[DOCUMENT PASSAGE]
With Profitability as a Focus, How Will This Impact the Startup Scene?

Photo by Fezbot2000 on Unsplash

Is your company cash flow positive? The pendulum is swinging back to sound financials and initial public offerings after you are profitable as we close the year with public market flops and insane financial hemorrhage in all corners of the startup world.

WeWork showed the world you can make a huge mess out of the company and still get paid billions for doing so. Uber made a big splash in the public markets and raised billions despite having nothing profit-making in their company. Oyo is drawing scrutiny for being the next possible WeWork as they become an awkward, clumsy conglomerate of sorts.

At the heart of it all is Softbank, with their Vision Fund about the size of Cameroon’s GDP (according to IMF estimates), drawing scrutiny on their accounting and startup bookkeeping.

This year’s public market debuts are marked with red, marred by insane losses through a combination of product diversification and market dominance strategies. Rather than go public directly, startups are increasingly opting for IPOs as means to raise funds.

Such a year drummed up anticipation for Airbnb’s direct listing/IPO: healthy financials, sound business model and consistently outcompeting others in their game. It makes sense, regardless of the decade-old startup’s intention, since they are most likely to perform well over the next few years.

As Goldman Sach’s chief U.S. equity strategist David Kostin said after an analysis of the public market: “…profitability by year three mattered for outperformance during all three cycles [after the public debut].”

With an uncertain economy looming ahead, the startup scene is about to get upended really quickly.

Profit First—Not Profitability

Airbnb’s ability to stay cash-flow positive whilst expanding is an indicator that startups can actually do so, especially if you are consumer-centric. Companies will stay private longer before going on the public market—in some cases, they might not even need to.

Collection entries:

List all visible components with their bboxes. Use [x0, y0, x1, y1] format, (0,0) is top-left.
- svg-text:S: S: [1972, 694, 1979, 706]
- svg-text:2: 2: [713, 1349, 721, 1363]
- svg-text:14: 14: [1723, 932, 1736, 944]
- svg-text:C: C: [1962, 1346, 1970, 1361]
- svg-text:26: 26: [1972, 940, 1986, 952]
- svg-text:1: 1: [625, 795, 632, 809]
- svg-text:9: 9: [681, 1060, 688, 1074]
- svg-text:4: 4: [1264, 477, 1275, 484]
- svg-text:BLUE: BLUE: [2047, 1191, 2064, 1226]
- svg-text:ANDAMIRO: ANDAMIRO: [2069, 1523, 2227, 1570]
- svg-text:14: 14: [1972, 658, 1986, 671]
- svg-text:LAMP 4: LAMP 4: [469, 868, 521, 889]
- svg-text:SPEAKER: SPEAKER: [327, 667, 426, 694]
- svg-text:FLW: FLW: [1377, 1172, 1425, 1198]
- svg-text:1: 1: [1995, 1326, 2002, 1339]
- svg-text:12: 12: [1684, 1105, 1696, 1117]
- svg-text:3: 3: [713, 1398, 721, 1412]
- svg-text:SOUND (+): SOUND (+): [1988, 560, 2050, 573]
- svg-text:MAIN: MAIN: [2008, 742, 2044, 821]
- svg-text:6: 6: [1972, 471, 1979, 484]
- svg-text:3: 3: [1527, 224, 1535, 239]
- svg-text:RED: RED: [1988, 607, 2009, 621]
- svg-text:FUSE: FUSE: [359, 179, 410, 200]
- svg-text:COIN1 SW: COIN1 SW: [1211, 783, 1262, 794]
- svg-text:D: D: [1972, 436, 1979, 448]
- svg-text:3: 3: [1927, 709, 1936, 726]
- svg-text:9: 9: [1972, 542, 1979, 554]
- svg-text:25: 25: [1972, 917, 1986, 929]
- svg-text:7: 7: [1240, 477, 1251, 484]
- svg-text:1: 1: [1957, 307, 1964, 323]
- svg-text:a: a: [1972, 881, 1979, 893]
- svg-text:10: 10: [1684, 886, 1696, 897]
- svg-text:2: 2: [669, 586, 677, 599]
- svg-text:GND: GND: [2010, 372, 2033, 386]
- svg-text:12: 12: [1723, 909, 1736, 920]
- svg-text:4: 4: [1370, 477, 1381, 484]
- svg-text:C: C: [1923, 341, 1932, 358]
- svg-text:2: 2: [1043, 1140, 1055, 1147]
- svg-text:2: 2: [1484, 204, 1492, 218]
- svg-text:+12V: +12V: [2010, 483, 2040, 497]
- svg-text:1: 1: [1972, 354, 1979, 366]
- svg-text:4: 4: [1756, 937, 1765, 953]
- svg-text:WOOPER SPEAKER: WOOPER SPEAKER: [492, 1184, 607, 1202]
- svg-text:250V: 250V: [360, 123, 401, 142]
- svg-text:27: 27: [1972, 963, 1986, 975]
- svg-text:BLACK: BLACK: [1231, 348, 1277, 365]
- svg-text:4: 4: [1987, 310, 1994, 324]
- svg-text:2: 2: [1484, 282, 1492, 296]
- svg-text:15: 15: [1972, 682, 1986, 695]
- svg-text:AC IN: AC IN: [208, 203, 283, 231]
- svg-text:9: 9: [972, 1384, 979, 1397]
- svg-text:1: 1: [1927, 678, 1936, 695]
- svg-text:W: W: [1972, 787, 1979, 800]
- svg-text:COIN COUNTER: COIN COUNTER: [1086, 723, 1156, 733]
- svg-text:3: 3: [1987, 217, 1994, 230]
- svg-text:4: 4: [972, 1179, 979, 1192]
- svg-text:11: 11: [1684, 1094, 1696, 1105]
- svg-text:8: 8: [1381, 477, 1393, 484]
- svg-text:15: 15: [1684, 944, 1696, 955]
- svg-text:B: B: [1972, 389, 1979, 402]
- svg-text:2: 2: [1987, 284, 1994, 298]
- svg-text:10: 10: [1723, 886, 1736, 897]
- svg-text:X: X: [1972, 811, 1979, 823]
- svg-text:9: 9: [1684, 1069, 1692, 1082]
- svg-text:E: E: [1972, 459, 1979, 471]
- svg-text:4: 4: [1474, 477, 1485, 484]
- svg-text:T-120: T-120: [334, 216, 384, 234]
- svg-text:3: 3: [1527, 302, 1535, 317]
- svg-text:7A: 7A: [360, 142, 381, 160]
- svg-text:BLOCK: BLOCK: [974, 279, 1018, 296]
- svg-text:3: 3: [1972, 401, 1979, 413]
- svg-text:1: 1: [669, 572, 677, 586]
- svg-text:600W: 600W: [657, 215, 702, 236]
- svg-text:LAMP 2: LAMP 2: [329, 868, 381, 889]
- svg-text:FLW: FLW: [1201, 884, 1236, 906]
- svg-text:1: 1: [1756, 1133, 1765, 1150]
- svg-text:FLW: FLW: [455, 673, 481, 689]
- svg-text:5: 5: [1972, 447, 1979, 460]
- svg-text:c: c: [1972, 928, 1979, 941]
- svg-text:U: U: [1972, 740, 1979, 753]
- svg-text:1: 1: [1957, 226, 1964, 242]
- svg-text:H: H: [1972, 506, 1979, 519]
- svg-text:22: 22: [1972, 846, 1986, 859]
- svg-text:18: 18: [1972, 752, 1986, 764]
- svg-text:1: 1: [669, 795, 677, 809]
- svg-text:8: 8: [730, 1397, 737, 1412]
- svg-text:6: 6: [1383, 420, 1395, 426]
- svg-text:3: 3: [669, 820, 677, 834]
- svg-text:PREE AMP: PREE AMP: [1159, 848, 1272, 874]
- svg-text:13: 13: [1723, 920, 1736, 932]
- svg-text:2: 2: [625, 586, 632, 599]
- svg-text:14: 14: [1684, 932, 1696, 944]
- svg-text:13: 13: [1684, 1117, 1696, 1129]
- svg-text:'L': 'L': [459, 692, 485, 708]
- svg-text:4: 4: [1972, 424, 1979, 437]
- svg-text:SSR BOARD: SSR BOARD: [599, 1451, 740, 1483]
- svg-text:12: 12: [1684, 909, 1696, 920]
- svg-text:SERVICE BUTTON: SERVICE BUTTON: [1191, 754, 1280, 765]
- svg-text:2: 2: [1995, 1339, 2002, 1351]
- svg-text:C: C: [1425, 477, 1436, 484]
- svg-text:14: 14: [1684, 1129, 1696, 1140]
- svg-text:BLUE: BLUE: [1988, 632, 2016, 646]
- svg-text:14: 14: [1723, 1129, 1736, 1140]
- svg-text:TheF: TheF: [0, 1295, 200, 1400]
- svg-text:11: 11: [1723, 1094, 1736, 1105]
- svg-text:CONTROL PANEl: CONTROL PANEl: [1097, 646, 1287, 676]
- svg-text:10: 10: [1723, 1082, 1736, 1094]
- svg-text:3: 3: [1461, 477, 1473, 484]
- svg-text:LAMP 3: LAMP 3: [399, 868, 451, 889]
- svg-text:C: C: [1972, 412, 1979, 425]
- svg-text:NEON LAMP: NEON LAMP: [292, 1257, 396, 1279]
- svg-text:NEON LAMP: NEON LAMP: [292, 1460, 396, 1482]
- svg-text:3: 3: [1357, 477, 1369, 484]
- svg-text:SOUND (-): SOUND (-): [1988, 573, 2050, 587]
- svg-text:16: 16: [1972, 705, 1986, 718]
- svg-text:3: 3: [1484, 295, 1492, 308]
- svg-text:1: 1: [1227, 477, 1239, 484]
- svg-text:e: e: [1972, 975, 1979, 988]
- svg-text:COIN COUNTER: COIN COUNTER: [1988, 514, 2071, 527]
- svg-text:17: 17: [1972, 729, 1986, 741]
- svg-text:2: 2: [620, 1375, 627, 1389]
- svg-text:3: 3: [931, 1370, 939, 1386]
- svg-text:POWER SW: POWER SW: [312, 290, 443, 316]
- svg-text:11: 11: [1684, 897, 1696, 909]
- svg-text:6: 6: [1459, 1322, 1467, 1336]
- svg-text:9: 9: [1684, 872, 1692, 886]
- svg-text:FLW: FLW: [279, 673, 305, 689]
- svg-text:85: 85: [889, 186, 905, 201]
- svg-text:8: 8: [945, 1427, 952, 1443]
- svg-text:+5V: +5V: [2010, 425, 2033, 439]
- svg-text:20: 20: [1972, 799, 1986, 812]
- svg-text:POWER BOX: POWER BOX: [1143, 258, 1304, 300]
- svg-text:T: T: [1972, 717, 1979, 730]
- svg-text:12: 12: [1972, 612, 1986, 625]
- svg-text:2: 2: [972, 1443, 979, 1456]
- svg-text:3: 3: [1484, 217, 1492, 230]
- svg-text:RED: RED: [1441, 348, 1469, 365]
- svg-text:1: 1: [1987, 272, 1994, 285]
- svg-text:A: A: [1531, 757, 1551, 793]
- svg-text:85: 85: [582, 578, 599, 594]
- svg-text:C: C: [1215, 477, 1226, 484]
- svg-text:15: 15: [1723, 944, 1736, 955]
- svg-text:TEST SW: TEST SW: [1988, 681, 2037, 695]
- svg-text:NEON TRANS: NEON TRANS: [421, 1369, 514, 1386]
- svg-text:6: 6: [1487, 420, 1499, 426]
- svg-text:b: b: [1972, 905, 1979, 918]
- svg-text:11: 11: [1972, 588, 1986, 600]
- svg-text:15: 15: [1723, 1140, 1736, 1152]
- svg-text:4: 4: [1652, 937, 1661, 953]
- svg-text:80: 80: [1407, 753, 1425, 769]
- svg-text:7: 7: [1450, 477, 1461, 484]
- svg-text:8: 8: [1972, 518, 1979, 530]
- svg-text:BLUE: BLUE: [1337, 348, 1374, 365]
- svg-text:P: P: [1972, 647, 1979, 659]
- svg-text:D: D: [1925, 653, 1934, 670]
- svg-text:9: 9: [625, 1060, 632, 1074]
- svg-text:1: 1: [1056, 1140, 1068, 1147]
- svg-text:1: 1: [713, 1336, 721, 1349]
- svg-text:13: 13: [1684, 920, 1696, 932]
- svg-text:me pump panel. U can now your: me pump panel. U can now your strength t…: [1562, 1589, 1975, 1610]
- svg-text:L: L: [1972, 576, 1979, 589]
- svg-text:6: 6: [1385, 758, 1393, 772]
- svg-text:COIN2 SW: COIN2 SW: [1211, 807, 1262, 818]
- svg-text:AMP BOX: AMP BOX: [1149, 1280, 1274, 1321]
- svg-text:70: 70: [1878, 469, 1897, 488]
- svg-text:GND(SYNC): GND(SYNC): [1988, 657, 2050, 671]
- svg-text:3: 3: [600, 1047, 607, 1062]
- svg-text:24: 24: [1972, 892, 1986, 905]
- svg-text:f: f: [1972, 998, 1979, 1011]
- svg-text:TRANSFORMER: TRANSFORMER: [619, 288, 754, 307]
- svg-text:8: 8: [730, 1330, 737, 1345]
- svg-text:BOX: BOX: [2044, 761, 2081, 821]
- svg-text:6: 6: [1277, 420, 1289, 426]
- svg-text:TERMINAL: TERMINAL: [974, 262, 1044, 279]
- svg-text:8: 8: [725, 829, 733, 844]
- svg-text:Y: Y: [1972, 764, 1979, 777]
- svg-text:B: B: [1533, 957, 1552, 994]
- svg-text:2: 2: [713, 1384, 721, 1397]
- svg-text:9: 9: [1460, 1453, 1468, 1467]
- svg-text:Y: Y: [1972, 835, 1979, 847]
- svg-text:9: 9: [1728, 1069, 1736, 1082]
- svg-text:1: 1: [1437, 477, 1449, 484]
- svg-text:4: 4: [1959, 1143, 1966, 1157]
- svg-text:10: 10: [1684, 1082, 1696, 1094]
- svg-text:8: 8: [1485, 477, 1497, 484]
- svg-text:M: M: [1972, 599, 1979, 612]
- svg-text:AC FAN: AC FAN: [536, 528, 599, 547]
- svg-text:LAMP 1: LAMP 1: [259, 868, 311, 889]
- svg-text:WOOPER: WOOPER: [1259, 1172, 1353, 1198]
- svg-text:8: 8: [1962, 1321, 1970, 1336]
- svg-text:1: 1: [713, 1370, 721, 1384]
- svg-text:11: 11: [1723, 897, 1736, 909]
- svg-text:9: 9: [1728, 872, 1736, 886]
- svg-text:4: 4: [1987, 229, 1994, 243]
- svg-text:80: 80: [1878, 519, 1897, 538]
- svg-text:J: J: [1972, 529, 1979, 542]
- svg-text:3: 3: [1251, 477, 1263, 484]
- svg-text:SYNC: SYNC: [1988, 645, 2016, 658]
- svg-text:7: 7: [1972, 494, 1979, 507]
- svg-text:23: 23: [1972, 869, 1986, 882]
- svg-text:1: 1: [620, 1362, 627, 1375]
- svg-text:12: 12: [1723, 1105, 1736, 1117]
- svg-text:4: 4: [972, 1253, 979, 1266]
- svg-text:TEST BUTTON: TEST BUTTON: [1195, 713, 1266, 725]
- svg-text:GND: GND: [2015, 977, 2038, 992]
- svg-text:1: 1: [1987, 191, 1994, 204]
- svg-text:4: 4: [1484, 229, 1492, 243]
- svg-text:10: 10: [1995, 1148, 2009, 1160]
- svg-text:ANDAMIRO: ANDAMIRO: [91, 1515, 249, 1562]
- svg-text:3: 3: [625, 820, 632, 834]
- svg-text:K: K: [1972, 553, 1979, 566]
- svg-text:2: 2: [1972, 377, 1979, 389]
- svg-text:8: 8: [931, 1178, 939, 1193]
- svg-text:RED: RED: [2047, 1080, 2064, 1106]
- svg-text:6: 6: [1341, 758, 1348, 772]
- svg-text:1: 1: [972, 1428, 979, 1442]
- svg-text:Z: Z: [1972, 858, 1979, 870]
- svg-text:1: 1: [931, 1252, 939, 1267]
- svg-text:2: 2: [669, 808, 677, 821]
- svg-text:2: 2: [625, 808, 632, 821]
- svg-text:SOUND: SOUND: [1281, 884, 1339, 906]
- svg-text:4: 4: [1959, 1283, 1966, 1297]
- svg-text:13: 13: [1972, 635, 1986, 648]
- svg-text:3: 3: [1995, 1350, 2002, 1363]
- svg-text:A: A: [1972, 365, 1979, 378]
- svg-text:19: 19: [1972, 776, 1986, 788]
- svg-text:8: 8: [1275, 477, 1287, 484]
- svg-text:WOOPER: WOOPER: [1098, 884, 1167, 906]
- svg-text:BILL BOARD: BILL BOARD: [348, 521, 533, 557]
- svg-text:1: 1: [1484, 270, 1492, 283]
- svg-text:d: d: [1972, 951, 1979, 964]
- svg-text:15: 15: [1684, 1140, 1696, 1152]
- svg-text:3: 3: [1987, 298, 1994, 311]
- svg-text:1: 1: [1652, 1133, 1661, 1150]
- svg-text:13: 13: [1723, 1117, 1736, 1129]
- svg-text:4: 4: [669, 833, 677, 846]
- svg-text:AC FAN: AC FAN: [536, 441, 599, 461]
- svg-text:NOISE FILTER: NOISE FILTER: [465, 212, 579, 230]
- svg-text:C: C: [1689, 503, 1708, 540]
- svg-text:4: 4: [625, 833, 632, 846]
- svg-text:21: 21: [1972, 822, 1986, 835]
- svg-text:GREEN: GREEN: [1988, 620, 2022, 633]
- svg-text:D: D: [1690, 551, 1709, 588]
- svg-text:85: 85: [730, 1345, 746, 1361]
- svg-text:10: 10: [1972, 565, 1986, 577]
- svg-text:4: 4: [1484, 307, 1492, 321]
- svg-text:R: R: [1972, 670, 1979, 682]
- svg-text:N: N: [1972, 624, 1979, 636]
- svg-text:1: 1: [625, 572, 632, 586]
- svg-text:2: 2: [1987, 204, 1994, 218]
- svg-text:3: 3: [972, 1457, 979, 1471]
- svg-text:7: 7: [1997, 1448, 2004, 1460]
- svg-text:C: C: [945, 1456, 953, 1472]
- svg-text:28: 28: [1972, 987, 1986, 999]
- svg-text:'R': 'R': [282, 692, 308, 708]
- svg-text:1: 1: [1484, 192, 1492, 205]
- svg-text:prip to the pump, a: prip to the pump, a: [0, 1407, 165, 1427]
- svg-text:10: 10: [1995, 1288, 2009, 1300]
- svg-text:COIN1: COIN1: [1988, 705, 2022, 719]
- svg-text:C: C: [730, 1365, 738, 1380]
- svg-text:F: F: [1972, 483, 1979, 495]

[WHAT YOU WILL DO]
[1] Answer these questions using the article on startup profitability.
(a) Which company is drawing scrutiny as the possible next WeWork?
(b) What does the article compare the size of Softbank's Vision Fund to?
(c) According to the article, what does Airbnb's ability to stay cash-flow positive while expanding indicate?
[2] Write the next part of the article on startup profitability, continuing from its last sentence.
The items have no connection to the article on startup profitability.

[THE ANSWERS]
[1]
(a) Oyo.
(b) Cameroon's GDP, according to IMF estimates.
(c) That startups can actually do so, especially if they are consumer-centric.

[2]
Not all companies will be like this though: biotech and health tech companies are known to be financial bloodsuckers. That’s for the right reason unless we get to see another Elizabeth Holmes.

Abolish Founder Worship

Founder worship will not be tolerated anymore as venture capitalists become increasingly picky about who they invest in and how much they invest in. Although many founders are amassing wealth and starting funds on their own—which might make them believe in a founder even more, since they were founders once—WeWork and Theranos are both great examples for them on what not to do with brilliant founders. Not everyone is Jack Ma or Elon Musk and it is important to recognize that.

What will this bring? Superclass shares with insane amounts of voting power will be contested. Founder-led funds are inherently more friendly towards founders in general, which will help diffuse the voting rights as everyone can contribute, within their own capabilities, to the startup’s growth. The board must have a voice too, lest you’d have companies helmed by the same CEO. Less power must be given to the founder: at the very least, the board must exercise prudence and discourage corruption of power early on.

Expand Later—Or Within Your Own Means

It seems like a no-brainer, but it will be a difficult decision for startups. Suppose you see an opportunity to expand and you have the war chest to do so: will you go ahead and trust that you can raise money later to compensate for all the bleeding you did?

Funds are getting tight, investors are getting picky. Not all startups will get to raise their next round from their previous investors. Eventually, the founders will end up with little to nothing, even though they toiled day and night to build the company.

Unique Business Model Focus

Everyone has ideas and startups will consistently pop up in every corner. There’s going to be less focus on the idea and more on the business model—which makes you think, can WeWork and Oyo innovate on their business model and revitalize themselves?

Business models have to be sustainable in the long run. It must also be scalable so that companies can establish market dominance across the globe. Airbnb seems to have succeeded in that part.

The startup scene will always move fast but the economy will move faster. As recession seemingly looms ahead, will WeWork’s war chest become depleted? Why Uber become outcompeted by legacy companies and Lyft (since they lost market share in the East)? It’s up for anyone’s contention, but any startup with positive cash flow and a bulletproof vest against macroeconomic conditions will definitely survive—the problem is, how?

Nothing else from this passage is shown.